-- start of Material supplied --

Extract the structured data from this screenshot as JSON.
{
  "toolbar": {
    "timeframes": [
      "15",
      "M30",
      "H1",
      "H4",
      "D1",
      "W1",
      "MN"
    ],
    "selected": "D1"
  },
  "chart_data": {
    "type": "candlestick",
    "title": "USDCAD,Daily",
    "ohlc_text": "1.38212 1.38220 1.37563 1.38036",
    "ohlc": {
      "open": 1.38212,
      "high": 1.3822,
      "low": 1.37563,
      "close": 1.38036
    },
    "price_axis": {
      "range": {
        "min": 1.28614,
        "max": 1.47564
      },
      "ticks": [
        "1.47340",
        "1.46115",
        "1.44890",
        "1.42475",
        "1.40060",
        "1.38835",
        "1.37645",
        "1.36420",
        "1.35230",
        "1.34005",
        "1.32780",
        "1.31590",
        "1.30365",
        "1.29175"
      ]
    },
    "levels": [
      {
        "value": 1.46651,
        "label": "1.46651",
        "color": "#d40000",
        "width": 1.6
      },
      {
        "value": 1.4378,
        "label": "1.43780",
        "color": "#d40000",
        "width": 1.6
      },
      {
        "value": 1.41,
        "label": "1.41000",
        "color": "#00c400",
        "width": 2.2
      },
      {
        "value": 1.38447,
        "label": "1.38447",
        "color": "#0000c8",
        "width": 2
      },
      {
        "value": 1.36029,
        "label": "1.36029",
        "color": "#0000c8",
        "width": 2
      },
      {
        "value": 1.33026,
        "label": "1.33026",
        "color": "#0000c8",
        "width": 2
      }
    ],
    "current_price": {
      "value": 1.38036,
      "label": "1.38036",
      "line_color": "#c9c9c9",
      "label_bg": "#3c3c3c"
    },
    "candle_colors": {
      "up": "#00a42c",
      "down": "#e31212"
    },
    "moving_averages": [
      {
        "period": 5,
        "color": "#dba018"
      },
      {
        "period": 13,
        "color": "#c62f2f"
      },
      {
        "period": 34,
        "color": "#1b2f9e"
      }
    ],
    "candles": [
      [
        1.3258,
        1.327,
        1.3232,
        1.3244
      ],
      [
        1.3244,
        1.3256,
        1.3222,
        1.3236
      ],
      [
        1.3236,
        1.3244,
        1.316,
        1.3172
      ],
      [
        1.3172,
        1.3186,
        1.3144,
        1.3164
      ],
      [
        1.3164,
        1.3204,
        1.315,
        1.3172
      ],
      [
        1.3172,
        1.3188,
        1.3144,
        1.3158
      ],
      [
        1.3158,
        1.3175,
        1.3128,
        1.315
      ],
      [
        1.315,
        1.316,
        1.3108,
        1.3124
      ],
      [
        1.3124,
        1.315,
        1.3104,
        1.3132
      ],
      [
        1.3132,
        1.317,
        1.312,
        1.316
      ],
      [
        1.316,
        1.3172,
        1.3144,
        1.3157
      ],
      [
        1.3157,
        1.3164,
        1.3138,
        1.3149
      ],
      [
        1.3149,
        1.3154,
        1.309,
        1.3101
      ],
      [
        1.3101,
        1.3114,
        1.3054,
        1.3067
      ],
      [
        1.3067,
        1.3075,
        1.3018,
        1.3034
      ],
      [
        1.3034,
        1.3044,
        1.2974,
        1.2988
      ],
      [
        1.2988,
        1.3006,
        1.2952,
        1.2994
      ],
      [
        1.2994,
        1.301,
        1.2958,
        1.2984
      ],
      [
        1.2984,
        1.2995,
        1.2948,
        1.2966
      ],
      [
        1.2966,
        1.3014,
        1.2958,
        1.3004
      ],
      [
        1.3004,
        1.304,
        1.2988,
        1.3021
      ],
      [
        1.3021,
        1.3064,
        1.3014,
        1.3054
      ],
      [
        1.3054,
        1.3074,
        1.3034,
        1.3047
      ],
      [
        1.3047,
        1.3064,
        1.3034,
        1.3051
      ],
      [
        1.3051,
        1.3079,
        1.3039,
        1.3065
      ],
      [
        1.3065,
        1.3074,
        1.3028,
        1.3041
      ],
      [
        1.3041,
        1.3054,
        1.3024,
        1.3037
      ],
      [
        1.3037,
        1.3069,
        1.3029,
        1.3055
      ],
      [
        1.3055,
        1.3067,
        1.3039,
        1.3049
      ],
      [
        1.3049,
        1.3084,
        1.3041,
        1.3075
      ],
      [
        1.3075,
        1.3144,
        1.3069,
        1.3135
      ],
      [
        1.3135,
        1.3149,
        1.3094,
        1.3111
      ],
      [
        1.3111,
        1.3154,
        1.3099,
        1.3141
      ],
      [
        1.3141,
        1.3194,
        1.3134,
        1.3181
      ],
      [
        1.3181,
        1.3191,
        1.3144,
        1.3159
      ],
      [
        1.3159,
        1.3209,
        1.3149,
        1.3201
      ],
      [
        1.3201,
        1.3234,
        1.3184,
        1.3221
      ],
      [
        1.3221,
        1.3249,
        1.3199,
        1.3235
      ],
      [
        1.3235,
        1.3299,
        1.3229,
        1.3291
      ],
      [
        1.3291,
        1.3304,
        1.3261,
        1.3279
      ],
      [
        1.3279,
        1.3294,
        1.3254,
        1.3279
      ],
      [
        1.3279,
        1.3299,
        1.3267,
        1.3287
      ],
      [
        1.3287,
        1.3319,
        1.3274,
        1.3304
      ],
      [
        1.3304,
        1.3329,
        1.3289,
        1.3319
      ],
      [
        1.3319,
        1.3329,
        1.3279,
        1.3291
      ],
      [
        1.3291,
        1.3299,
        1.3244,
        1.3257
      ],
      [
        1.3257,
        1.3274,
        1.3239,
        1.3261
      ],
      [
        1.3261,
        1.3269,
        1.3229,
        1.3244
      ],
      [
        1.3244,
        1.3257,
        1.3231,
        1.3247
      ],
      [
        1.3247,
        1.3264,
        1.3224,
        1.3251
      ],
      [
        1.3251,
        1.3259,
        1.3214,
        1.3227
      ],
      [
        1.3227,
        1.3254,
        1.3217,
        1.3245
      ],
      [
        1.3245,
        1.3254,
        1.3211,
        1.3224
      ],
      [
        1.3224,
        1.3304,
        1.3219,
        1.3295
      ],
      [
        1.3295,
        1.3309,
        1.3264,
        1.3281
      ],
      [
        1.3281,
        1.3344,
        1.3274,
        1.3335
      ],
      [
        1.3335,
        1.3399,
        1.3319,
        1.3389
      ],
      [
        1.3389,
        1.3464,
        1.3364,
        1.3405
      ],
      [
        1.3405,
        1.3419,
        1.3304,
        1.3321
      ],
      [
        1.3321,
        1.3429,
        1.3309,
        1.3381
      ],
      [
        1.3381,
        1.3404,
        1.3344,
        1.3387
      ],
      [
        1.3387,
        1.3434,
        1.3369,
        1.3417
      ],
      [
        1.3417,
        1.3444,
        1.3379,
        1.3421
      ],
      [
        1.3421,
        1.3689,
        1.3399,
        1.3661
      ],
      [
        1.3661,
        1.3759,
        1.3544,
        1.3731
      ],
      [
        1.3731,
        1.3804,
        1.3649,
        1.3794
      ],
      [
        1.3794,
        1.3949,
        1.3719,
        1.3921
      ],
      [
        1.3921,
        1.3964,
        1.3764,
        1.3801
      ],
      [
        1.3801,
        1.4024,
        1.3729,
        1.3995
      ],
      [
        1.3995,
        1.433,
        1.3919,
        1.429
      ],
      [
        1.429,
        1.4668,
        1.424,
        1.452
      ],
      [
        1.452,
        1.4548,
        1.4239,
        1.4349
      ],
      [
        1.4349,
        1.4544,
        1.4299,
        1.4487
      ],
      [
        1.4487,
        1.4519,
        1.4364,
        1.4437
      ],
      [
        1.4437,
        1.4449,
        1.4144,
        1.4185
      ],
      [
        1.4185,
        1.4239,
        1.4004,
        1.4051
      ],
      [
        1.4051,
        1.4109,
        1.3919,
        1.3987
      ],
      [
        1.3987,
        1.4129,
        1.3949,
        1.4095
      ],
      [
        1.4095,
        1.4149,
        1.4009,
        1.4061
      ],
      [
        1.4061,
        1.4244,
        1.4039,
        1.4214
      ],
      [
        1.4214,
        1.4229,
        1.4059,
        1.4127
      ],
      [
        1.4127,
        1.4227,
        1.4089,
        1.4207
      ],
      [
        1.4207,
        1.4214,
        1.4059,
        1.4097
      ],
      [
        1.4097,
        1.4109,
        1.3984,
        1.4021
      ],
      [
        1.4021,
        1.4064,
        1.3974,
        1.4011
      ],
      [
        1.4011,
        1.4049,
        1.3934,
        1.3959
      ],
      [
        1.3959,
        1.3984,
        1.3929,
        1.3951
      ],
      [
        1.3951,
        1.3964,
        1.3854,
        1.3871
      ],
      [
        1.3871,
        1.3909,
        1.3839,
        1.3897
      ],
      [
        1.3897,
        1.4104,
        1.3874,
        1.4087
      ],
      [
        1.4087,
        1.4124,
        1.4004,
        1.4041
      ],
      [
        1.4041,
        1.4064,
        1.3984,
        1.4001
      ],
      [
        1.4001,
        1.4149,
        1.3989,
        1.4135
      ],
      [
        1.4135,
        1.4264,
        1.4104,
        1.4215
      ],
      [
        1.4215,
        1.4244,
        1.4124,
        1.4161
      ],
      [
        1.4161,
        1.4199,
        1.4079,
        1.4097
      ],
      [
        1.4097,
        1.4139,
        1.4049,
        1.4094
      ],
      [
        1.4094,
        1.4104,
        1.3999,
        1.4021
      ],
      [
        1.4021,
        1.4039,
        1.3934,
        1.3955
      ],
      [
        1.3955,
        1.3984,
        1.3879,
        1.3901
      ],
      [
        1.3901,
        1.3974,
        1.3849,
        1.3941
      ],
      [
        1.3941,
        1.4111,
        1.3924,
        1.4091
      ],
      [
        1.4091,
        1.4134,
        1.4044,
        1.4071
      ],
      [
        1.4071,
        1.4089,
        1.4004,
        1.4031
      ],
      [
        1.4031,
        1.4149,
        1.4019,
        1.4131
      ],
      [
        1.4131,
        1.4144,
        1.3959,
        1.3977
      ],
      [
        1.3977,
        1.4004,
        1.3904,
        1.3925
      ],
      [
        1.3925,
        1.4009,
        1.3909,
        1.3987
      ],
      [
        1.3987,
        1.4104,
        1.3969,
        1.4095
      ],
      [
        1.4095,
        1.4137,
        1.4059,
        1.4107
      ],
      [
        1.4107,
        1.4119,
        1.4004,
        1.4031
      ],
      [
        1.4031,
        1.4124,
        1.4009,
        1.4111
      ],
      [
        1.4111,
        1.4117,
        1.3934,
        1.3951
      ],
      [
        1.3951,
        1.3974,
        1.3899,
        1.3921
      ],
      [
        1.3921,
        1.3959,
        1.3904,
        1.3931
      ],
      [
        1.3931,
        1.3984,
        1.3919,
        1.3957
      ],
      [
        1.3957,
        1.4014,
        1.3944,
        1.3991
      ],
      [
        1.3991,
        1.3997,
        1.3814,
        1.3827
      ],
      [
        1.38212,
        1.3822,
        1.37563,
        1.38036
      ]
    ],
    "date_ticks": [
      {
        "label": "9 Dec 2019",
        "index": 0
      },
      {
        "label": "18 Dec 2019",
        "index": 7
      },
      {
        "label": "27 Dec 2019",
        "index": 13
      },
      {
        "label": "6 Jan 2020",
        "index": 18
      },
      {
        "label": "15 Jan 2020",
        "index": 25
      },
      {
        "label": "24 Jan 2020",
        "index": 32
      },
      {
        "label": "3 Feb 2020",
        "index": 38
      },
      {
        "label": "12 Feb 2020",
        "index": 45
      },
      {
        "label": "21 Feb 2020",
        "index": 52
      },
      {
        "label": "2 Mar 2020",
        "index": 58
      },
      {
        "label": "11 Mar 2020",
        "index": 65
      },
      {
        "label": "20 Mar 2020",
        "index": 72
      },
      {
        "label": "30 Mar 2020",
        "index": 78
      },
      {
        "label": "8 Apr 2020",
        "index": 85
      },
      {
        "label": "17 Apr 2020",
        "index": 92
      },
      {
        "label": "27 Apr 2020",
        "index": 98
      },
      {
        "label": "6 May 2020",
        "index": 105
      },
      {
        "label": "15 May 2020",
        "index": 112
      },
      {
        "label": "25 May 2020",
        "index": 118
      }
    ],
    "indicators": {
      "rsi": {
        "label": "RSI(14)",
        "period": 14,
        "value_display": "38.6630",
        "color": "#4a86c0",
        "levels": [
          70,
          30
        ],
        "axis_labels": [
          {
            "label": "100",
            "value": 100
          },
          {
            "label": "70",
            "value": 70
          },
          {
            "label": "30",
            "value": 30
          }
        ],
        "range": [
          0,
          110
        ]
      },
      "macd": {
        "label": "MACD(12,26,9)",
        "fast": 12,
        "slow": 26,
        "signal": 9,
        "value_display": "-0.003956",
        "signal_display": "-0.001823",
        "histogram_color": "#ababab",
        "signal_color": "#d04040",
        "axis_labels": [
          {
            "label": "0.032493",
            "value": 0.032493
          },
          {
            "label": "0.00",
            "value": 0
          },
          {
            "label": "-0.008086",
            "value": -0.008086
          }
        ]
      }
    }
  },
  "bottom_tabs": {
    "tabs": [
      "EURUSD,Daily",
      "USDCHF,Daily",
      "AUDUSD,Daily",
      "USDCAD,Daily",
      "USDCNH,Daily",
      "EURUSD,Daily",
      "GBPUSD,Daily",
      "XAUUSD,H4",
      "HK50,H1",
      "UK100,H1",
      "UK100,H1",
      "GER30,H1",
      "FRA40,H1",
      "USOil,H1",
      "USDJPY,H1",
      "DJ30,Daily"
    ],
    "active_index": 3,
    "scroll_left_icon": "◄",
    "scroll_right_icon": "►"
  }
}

-- end of Material supplied --

Stated goal>
Extract all lines of the records above that include "period".

The completed task>
        "period": 5,
        "period": 13,
        "period": 34,
        "period": 14,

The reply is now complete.